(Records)
━━━

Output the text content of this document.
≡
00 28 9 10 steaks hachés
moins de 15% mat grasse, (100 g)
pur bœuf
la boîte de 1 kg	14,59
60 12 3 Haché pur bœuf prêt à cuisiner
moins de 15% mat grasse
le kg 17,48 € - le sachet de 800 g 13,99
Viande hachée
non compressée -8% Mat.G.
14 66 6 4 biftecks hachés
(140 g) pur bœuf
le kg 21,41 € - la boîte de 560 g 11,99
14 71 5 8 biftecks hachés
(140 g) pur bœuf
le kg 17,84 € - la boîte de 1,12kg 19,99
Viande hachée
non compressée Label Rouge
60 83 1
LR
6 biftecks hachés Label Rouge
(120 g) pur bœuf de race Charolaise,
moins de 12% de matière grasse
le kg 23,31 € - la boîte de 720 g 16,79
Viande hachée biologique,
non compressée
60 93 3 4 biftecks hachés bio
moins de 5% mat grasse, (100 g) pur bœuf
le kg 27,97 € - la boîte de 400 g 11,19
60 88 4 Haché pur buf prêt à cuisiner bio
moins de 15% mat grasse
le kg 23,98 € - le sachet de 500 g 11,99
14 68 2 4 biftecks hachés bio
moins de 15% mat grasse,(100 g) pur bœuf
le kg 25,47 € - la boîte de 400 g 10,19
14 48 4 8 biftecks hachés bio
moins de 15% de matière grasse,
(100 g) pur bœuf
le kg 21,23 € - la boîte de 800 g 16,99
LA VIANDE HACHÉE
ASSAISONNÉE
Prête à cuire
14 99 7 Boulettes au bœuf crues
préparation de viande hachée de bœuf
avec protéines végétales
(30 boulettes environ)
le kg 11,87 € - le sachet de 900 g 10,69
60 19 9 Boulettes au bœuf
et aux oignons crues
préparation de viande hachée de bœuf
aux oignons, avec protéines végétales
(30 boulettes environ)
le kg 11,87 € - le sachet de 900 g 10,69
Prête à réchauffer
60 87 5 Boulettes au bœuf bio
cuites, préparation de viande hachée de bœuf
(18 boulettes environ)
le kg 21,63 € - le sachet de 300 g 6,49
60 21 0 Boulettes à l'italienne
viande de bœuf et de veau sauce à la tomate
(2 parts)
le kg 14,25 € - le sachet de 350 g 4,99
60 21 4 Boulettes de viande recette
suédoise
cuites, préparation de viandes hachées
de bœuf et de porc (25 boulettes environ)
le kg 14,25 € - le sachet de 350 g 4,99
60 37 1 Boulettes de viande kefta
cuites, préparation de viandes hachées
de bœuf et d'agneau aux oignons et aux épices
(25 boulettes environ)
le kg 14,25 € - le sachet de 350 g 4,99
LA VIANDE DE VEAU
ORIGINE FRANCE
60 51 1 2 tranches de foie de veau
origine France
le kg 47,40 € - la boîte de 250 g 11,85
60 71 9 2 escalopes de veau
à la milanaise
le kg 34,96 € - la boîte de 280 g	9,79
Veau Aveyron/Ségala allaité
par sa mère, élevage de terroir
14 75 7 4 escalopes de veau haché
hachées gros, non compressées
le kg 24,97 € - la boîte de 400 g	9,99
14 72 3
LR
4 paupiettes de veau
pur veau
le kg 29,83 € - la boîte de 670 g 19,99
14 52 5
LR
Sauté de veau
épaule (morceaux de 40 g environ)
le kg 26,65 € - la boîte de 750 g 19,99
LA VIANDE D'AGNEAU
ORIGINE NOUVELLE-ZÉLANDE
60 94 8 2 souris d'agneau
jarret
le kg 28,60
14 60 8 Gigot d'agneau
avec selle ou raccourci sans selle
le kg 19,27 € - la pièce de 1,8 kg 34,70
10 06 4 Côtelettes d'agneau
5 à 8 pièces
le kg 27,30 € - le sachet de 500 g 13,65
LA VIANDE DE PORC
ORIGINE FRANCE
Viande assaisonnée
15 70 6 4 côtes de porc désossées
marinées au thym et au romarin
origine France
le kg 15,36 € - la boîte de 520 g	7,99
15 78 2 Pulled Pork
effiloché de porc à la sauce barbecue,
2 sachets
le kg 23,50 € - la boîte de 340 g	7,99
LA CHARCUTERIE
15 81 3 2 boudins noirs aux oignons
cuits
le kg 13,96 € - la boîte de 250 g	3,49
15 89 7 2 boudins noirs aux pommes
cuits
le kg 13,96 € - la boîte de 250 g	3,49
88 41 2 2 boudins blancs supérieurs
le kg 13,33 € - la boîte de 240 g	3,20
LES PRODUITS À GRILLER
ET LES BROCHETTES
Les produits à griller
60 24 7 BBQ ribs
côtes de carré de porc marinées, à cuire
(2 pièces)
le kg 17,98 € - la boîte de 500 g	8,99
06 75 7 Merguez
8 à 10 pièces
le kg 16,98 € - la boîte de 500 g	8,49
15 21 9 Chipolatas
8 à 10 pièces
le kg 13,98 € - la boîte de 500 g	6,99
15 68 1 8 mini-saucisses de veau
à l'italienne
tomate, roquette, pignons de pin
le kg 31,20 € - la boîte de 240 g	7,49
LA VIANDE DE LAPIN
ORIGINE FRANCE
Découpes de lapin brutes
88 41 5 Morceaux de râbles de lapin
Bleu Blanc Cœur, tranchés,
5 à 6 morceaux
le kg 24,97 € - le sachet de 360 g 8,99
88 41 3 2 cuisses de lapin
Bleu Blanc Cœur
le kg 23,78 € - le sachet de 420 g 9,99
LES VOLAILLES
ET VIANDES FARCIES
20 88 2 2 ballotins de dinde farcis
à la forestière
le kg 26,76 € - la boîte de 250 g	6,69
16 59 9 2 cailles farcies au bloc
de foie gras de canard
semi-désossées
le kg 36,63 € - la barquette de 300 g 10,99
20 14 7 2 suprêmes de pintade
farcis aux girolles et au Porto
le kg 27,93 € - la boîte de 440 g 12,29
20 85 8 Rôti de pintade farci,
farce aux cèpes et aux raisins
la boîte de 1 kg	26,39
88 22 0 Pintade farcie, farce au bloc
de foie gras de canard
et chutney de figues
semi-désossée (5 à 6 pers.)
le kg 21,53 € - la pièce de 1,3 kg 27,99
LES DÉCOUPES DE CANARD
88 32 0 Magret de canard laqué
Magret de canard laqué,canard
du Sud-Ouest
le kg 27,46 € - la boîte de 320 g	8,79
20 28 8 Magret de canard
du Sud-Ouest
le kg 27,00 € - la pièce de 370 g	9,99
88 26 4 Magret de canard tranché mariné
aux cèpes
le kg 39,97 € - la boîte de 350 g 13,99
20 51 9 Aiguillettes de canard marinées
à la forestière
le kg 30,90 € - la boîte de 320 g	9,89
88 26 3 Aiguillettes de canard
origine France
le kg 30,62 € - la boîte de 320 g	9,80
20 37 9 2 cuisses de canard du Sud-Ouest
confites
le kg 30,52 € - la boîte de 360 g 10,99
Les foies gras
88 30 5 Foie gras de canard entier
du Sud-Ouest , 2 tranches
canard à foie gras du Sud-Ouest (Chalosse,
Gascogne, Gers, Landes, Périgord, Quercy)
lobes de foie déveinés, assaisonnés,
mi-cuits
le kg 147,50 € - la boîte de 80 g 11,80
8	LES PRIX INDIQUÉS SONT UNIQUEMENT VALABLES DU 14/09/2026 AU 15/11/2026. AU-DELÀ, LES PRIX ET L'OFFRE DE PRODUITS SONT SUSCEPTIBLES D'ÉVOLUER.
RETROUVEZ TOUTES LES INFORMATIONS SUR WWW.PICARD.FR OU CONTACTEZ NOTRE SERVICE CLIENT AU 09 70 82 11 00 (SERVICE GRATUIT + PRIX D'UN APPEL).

━━━

What the exercise asks: Take each line containing the string "crues" and copy it out.

Task result:
14 99 7 Boulettes au bœuf crues
et aux oignons crues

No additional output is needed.